■ **Instructions to follow**
Summarize the piece on SEGA and Phantasy Star Online 2 below in two sentences.

■ **Supplied text**
>> start

Given that we know the news that SEGA doesn’t have plans on publishing Phantasy Star Online 2 outside of Japan, at least for the Playstation 4 (though the PC and Vita versions have been out for over 3 years, so I assume those aren’t coming either). I stated in my original article that I thought it was a really bad decision and got many people upset while they tried to debate me on the topic even though I never really stated why I felt it was a bad decision. So, here it is, my article talking about why SEGA West not bringing Phantasy Star Online 2 is just another stupid decision by the company that has had a long history of bad decisions.
I decided that it was time I did a write up about why SEGA West not bringing Phantasy Star Online 2 outside of Japan is bad, not only for their in-house IP but also for their overall brand.
Phantasy Star Online is a popular franchise
This is something that I don’t think a lot of people understand, that the Phantasy Star Online franchise does have a sizable following. I would say that the Phantasy Star franchise is one of SEGA’s bigger franchises they have created and still has online appeal. For example, the last Phantasy Star related game to be released in America was Phantasy Star Portable 2. I agree that the game failed at selling copies outside of Japan, but this was true for a lot of PSP games in the west. Lots of people will use these handheld sale numbers and talk about how Phantasy Star Online 2 isn’t worth it for a publisher like SEGA because of the sales of spin-offs on a platform with high piracy rates. But can you name me any other PSP game that sold well after 2010? I mean, I remember seeing NPD numbers in 2006 pinning the PSP as selling 20,000 units a month, now imagine how much it was selling in 2010 when Phantasy Star Portable 2 came out.

>> end

■ **Entries shown**
>> start

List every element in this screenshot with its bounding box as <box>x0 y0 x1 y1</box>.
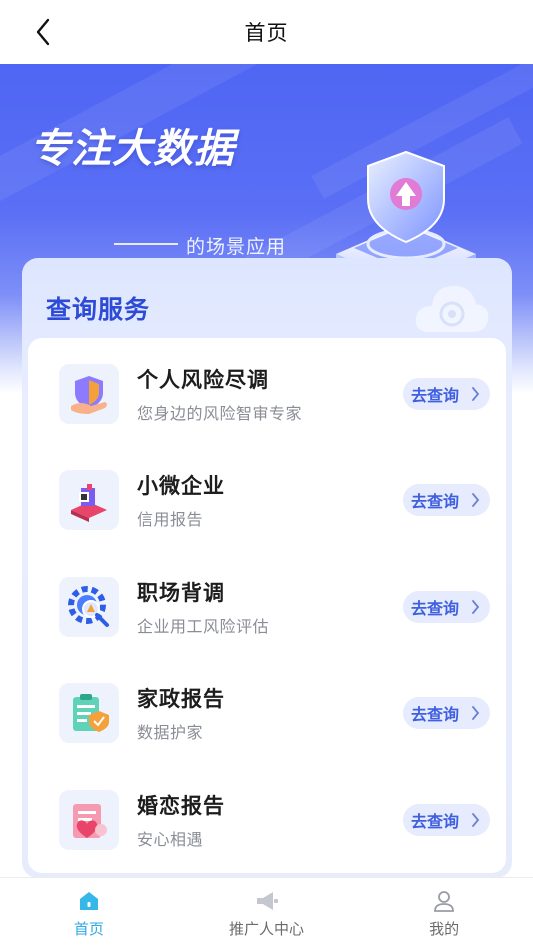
query-button[interactable]: 去查询 <box>403 591 490 623</box>
service-desc: 安心相遇 <box>137 830 204 849</box>
service-desc: 企业用工风险评估 <box>137 617 270 636</box>
service-item-marriage-report[interactable]: 婚恋报告 安心相遇 去查询 <box>28 780 506 860</box>
hero-headline: 专注大数据 <box>30 126 235 172</box>
service-name: 职场背调 <box>137 581 225 605</box>
cloud-icon <box>415 286 489 332</box>
service-item-personal-risk[interactable]: 个人风险尽调 您身边的风险智审专家 去查询 <box>28 354 506 434</box>
service-desc: 您身边的风险智审专家 <box>137 404 303 423</box>
service-item-small-business[interactable]: 小微企业 信用报告 去查询 <box>28 460 506 540</box>
home-icon <box>76 888 102 914</box>
tab-mine[interactable]: 我的 <box>355 878 533 948</box>
query-button[interactable]: 去查询 <box>403 378 490 410</box>
user-icon <box>431 888 457 914</box>
top-nav-bar: 首页 <box>0 0 533 64</box>
tab-promoter-center[interactable]: 推广人中心 <box>178 878 356 948</box>
chevron-right-icon <box>472 813 480 827</box>
service-item-housekeeping-report[interactable]: 家政报告 数据护家 去查询 <box>28 673 506 753</box>
tab-label: 我的 <box>429 920 460 938</box>
enterprise-icon <box>59 470 119 530</box>
query-button[interactable]: 去查询 <box>403 484 490 516</box>
service-name: 个人风险尽调 <box>137 368 269 392</box>
bottom-tab-bar: 首页 推广人中心 我的 <box>0 877 533 948</box>
tab-home[interactable]: 首页 <box>0 878 178 948</box>
service-name: 小微企业 <box>137 474 225 498</box>
chevron-left-icon <box>36 18 50 46</box>
chevron-right-icon <box>472 493 480 507</box>
services-title: 查询服务 <box>46 295 151 324</box>
chevron-right-icon <box>472 387 480 401</box>
back-button[interactable] <box>28 16 58 48</box>
query-button[interactable]: 去查询 <box>403 804 490 836</box>
heart-document-icon <box>59 790 119 850</box>
chevron-right-icon <box>472 600 480 614</box>
query-button[interactable]: 去查询 <box>403 697 490 729</box>
clipboard-shield-icon <box>59 683 119 743</box>
shield-hand-icon <box>59 364 119 424</box>
hero-subtitle: 的场景应用 <box>186 236 287 258</box>
service-name: 家政报告 <box>137 687 225 711</box>
service-desc: 数据护家 <box>137 723 204 742</box>
megaphone-icon <box>254 888 280 914</box>
tab-label: 推广人中心 <box>229 920 305 938</box>
service-item-workplace-check[interactable]: 职场背调 企业用工风险评估 去查询 <box>28 567 506 647</box>
gear-search-icon <box>59 577 119 637</box>
hero-divider <box>114 243 178 245</box>
tab-label: 首页 <box>73 920 104 938</box>
page-title: 首页 <box>244 21 289 45</box>
service-name: 婚恋报告 <box>137 794 225 818</box>
chevron-right-icon <box>472 706 480 720</box>
service-desc: 信用报告 <box>137 510 204 529</box>
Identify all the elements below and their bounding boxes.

>> end

■ **Output**
The writer argues that SEGA West's choice not to bring Phantasy Star Online 2 outside Japan is another bad decision by a company with a long history of them, and that it hurts both SEGA's in-house IP and its overall brand. The writer also claims the franchise has a sizable following and says Phantasy Star Portable 2's poor sales outside Japan reflect the weak western PSP market, where a lot of games failed.